■ WHAT THE TASK ASKS
Retype every entry in its entirety, without alteration.

■ DATA FOR PROCESSING
** Start **

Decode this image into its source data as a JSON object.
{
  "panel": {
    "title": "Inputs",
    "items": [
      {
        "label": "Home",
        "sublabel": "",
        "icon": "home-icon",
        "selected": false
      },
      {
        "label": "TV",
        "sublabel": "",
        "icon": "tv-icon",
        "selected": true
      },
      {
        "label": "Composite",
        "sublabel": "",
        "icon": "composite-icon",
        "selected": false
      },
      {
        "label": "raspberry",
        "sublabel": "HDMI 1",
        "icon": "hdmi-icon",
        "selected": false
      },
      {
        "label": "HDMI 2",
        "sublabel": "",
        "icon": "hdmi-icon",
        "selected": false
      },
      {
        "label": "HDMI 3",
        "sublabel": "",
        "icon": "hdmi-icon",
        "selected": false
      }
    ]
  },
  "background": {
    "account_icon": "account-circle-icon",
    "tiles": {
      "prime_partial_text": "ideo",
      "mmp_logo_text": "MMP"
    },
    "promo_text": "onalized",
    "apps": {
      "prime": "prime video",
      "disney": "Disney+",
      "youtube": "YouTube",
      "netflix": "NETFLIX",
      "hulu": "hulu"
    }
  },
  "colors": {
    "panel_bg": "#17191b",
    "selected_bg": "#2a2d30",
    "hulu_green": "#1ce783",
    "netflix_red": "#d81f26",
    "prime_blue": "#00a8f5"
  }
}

** End **

■ ANSWER IN FULL
Decode this image into its source data as a JSON object.
{
  "panel": {
    "title": "Inputs",
    "items": [
      {
        "label": "Home",
        "sublabel": "",
        "icon": "home-icon",
        "selected": false
      },
      {
        "label": "TV",
        "sublabel": "",
        "icon": "tv-icon",
        "selected": true
      },
      {
        "label": "Composite",
        "sublabel": "",
        "icon": "composite-icon",
        "selected": false
      },
      {
        "label": "raspberry",
        "sublabel": "HDMI 1",
        "icon": "hdmi-icon",
        "selected": false
      },
      {
        "label": "HDMI 2",
        "sublabel": "",
        "icon": "hdmi-icon",
        "selected": false
      },
      {
        "label": "HDMI 3",
        "sublabel": "",
        "icon": "hdmi-icon",
        "selected": false
      }
    ]
  },
  "background": {
    "account_icon": "account-circle-icon",
    "tiles": {
      "prime_partial_text": "ideo",
      "mmp_logo_text": "MMP"
    },
    "promo_text": "onalized",
    "apps": {
      "prime": "prime video",
      "disney": "Disney+",
      "youtube": "YouTube",
      "netflix": "NETFLIX",
      "hulu": "hulu"
    }
  },
  "colors": {
    "panel_bg": "#17191b",
    "selected_bg": "#2a2d30",
    "hulu_green": "#1ce783",
    "netflix_red": "#d81f26",
    "prime_blue": "#00a8f5"
  }
}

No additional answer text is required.